● **RECORDS TO USE**
◇ ◇ ◇ ◇
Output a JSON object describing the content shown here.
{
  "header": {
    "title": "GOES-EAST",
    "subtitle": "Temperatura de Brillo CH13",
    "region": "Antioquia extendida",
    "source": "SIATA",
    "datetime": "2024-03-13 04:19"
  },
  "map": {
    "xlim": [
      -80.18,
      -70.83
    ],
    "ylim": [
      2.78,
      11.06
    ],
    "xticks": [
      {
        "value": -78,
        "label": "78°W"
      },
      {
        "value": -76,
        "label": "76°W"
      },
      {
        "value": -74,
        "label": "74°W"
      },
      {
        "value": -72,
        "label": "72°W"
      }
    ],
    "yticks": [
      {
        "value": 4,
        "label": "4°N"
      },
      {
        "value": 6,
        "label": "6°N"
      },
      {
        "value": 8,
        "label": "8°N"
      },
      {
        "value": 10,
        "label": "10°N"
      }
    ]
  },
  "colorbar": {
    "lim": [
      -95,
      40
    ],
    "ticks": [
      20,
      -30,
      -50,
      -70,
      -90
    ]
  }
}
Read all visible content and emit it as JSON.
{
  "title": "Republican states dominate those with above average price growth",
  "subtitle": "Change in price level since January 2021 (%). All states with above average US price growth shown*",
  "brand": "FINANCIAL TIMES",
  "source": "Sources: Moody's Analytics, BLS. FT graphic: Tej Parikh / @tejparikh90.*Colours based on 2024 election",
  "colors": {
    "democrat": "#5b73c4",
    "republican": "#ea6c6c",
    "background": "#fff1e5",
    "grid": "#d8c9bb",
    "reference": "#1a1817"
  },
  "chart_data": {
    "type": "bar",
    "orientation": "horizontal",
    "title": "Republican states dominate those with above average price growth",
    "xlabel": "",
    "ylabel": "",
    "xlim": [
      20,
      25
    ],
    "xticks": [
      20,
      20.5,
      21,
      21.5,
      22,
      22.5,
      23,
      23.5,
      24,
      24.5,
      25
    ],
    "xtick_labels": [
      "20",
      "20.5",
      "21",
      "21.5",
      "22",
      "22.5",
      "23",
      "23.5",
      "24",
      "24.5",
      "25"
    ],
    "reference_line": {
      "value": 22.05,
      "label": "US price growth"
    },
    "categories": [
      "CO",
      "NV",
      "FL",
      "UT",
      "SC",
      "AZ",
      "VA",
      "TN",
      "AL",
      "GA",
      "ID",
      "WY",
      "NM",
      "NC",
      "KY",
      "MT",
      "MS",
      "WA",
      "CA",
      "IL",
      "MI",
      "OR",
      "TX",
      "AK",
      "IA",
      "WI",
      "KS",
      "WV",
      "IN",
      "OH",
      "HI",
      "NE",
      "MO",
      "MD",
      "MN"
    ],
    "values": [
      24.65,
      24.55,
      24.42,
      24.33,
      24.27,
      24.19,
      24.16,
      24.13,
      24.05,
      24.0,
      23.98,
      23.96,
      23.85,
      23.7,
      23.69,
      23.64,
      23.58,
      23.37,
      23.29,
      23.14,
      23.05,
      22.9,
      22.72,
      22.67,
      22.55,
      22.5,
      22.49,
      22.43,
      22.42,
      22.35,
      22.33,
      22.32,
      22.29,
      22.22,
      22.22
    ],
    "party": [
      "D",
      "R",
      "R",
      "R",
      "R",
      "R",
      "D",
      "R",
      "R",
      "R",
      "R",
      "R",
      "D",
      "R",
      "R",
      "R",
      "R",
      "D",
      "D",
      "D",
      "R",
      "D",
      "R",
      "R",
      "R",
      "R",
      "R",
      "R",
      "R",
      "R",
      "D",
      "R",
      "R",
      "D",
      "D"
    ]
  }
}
◇ ◇ ◇ ◇
Show every line above in which the word "growth" occurs.

● **TASK ANSWER**
  "title": "Republican states dominate those with above average price growth",
  "subtitle": "Change in price level since January 2021 (%). All states with above average US price growth shown*",
    "title": "Republican states dominate those with above average price growth",
      "label": "US price growth"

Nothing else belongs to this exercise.